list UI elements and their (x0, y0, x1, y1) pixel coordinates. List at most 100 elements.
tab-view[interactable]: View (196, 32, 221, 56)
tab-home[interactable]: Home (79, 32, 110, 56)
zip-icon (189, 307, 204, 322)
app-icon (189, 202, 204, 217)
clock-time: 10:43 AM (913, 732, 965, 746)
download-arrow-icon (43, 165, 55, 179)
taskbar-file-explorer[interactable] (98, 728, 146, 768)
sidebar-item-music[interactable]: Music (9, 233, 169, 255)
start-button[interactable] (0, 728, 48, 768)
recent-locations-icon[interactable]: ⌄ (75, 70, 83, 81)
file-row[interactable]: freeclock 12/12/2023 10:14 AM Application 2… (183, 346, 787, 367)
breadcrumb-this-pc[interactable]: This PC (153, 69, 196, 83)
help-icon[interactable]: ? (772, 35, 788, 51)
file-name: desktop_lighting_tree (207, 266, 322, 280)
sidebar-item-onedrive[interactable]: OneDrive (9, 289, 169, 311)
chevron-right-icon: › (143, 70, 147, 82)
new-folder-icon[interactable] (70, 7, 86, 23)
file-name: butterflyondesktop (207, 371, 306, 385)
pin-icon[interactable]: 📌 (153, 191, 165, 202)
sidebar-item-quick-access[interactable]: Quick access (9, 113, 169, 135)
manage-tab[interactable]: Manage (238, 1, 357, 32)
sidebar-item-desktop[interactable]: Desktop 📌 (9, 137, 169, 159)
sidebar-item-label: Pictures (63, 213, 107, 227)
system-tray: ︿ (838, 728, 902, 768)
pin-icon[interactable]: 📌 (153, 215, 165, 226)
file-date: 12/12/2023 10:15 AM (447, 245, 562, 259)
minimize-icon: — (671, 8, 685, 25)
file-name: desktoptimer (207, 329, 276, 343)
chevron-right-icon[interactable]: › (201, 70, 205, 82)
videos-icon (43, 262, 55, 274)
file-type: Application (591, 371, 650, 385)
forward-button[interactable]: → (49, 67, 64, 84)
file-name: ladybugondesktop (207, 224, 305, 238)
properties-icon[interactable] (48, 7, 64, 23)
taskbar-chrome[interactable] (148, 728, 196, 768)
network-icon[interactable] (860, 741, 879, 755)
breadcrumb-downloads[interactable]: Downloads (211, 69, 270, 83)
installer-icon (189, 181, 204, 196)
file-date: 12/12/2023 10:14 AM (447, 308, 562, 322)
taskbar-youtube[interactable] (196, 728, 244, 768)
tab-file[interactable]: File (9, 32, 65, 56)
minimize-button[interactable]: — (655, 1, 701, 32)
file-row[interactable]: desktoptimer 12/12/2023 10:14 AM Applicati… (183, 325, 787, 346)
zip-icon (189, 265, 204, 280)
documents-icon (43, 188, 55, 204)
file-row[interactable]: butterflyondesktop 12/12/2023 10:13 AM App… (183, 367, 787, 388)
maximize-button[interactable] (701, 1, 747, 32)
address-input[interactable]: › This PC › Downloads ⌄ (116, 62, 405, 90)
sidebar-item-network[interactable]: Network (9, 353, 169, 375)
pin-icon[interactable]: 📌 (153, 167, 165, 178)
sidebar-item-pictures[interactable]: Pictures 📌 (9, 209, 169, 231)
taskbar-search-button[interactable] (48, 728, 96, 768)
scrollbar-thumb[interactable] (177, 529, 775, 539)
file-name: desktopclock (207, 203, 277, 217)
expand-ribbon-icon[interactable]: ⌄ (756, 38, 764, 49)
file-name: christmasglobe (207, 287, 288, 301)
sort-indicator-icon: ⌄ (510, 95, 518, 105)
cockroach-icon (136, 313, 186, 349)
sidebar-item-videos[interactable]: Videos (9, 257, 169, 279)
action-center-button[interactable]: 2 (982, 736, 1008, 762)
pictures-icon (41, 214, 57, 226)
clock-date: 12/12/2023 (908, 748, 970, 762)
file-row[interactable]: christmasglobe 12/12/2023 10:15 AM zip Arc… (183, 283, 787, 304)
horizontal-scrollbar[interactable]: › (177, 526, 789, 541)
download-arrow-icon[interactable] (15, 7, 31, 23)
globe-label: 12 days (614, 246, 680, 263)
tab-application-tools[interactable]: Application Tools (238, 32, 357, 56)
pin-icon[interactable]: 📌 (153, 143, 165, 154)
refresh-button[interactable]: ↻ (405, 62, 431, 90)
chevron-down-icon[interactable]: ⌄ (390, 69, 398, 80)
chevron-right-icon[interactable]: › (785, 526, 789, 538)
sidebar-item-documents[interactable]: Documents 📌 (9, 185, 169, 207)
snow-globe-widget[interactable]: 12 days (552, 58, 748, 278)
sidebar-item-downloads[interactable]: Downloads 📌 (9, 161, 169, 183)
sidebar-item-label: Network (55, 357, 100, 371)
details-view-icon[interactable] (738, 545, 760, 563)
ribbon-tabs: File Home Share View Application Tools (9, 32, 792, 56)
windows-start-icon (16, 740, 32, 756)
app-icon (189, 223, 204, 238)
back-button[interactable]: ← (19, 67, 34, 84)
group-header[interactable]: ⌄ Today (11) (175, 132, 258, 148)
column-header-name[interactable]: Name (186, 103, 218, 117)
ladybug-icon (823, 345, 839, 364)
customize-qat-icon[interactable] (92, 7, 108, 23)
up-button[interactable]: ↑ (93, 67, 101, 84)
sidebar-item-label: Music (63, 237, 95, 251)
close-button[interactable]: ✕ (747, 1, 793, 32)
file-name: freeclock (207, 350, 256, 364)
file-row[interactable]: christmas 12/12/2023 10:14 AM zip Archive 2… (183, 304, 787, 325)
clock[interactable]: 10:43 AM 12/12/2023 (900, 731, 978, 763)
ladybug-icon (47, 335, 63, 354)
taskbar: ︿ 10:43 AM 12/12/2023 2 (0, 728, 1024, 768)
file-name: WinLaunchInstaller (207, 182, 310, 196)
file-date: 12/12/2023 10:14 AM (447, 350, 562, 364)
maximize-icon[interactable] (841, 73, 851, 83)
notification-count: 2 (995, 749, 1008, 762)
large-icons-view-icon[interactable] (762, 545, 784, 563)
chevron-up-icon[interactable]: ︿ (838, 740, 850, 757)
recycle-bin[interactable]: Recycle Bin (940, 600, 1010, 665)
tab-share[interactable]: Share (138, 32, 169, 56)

# # #

● **Given request**: Copy every line of the records above without any changes.

● **Solution for this task**:
list UI elements and their (x0, y0, x1, y1) pixel coordinates. List at most 100 elements.
tab-view[interactable]: View (196, 32, 221, 56)
tab-home[interactable]: Home (79, 32, 110, 56)
zip-icon (189, 307, 204, 322)
app-icon (189, 202, 204, 217)
clock-time: 10:43 AM (913, 732, 965, 746)
download-arrow-icon (43, 165, 55, 179)
taskbar-file-explorer[interactable] (98, 728, 146, 768)
sidebar-item-music[interactable]: Music (9, 233, 169, 255)
start-button[interactable] (0, 728, 48, 768)
recent-locations-icon[interactable]: ⌄ (75, 70, 83, 81)
file-row[interactable]: freeclock 12/12/2023 10:14 AM Application 2… (183, 346, 787, 367)
breadcrumb-this-pc[interactable]: This PC (153, 69, 196, 83)
help-icon[interactable]: ? (772, 35, 788, 51)
file-name: desktop_lighting_tree (207, 266, 322, 280)
sidebar-item-onedrive[interactable]: OneDrive (9, 289, 169, 311)
chevron-right-icon: › (143, 70, 147, 82)
new-folder-icon[interactable] (70, 7, 86, 23)
file-name: butterflyondesktop (207, 371, 306, 385)
pin-icon[interactable]: 📌 (153, 191, 165, 202)
sidebar-item-quick-access[interactable]: Quick access (9, 113, 169, 135)
manage-tab[interactable]: Manage (238, 1, 357, 32)
sidebar-item-desktop[interactable]: Desktop 📌 (9, 137, 169, 159)
sidebar-item-label: Pictures (63, 213, 107, 227)
system-tray: ︿ (838, 728, 902, 768)
pin-icon[interactable]: 📌 (153, 215, 165, 226)
file-date: 12/12/2023 10:15 AM (447, 245, 562, 259)
minimize-icon: — (671, 8, 685, 25)
file-name: desktoptimer (207, 329, 276, 343)
chevron-right-icon[interactable]: › (201, 70, 205, 82)
videos-icon (43, 262, 55, 274)
file-type: Application (591, 371, 650, 385)
forward-button[interactable]: → (49, 67, 64, 84)
file-name: ladybugondesktop (207, 224, 305, 238)
properties-icon[interactable] (48, 7, 64, 23)
taskbar-chrome[interactable] (148, 728, 196, 768)
network-icon[interactable] (860, 741, 879, 755)
breadcrumb-downloads[interactable]: Downloads (211, 69, 270, 83)
installer-icon (189, 181, 204, 196)
file-date: 12/12/2023 10:14 AM (447, 308, 562, 322)
taskbar-youtube[interactable] (196, 728, 244, 768)
tab-file[interactable]: File (9, 32, 65, 56)
minimize-button[interactable]: — (655, 1, 701, 32)
file-row[interactable]: desktoptimer 12/12/2023 10:14 AM Applicati… (183, 325, 787, 346)
zip-icon (189, 265, 204, 280)
documents-icon (43, 188, 55, 204)
file-row[interactable]: butterflyondesktop 12/12/2023 10:13 AM App… (183, 367, 787, 388)
maximize-button[interactable] (701, 1, 747, 32)
address-input[interactable]: › This PC › Downloads ⌄ (116, 62, 405, 90)
sidebar-item-network[interactable]: Network (9, 353, 169, 375)
pin-icon[interactable]: 📌 (153, 167, 165, 178)
sidebar-item-pictures[interactable]: Pictures 📌 (9, 209, 169, 231)
taskbar-search-button[interactable] (48, 728, 96, 768)
scrollbar-thumb[interactable] (177, 529, 775, 539)
file-name: desktopclock (207, 203, 277, 217)
expand-ribbon-icon[interactable]: ⌄ (756, 38, 764, 49)
file-name: christmasglobe (207, 287, 288, 301)
sort-indicator-icon: ⌄ (510, 95, 518, 105)
cockroach-icon (136, 313, 186, 349)
sidebar-item-videos[interactable]: Videos (9, 257, 169, 279)
action-center-button[interactable]: 2 (982, 736, 1008, 762)
pictures-icon (41, 214, 57, 226)
clock-date: 12/12/2023 (908, 748, 970, 762)
file-row[interactable]: christmasglobe 12/12/2023 10:15 AM zip Arc… (183, 283, 787, 304)
horizontal-scrollbar[interactable]: › (177, 526, 789, 541)
download-arrow-icon[interactable] (15, 7, 31, 23)
globe-label: 12 days (614, 246, 680, 263)
tab-application-tools[interactable]: Application Tools (238, 32, 357, 56)
pin-icon[interactable]: 📌 (153, 143, 165, 154)
refresh-button[interactable]: ↻ (405, 62, 431, 90)
chevron-down-icon[interactable]: ⌄ (390, 69, 398, 80)
chevron-right-icon[interactable]: › (785, 526, 789, 538)
sidebar-item-documents[interactable]: Documents 📌 (9, 185, 169, 207)
snow-globe-widget[interactable]: 12 days (552, 58, 748, 278)
sidebar-item-downloads[interactable]: Downloads 📌 (9, 161, 169, 183)
sidebar-item-label: Network (55, 357, 100, 371)
details-view-icon[interactable] (738, 545, 760, 563)
ribbon-tabs: File Home Share View Application Tools (9, 32, 792, 56)
windows-start-icon (16, 740, 32, 756)
app-icon (189, 223, 204, 238)
back-button[interactable]: ← (19, 67, 34, 84)
group-header[interactable]: ⌄ Today (11) (175, 132, 258, 148)
column-header-name[interactable]: Name (186, 103, 218, 117)
ladybug-icon (823, 345, 839, 364)
customize-qat-icon[interactable] (92, 7, 108, 23)
up-button[interactable]: ↑ (93, 67, 101, 84)
sidebar-item-label: Music (63, 237, 95, 251)
close-button[interactable]: ✕ (747, 1, 793, 32)
file-name: freeclock (207, 350, 256, 364)
file-row[interactable]: christmas 12/12/2023 10:14 AM zip Archive 2… (183, 304, 787, 325)
clock[interactable]: 10:43 AM 12/12/2023 (900, 731, 978, 763)
ladybug-icon (47, 335, 63, 354)
taskbar: ︿ 10:43 AM 12/12/2023 2 (0, 728, 1024, 768)
file-name: WinLaunchInstaller (207, 182, 310, 196)
file-date: 12/12/2023 10:14 AM (447, 350, 562, 364)
maximize-icon[interactable] (841, 73, 851, 83)
notification-count: 2 (995, 749, 1008, 762)
large-icons-view-icon[interactable] (762, 545, 784, 563)
chevron-up-icon[interactable]: ︿ (838, 740, 850, 757)
recycle-bin[interactable]: Recycle Bin (940, 600, 1010, 665)
tab-share[interactable]: Share (138, 32, 169, 56)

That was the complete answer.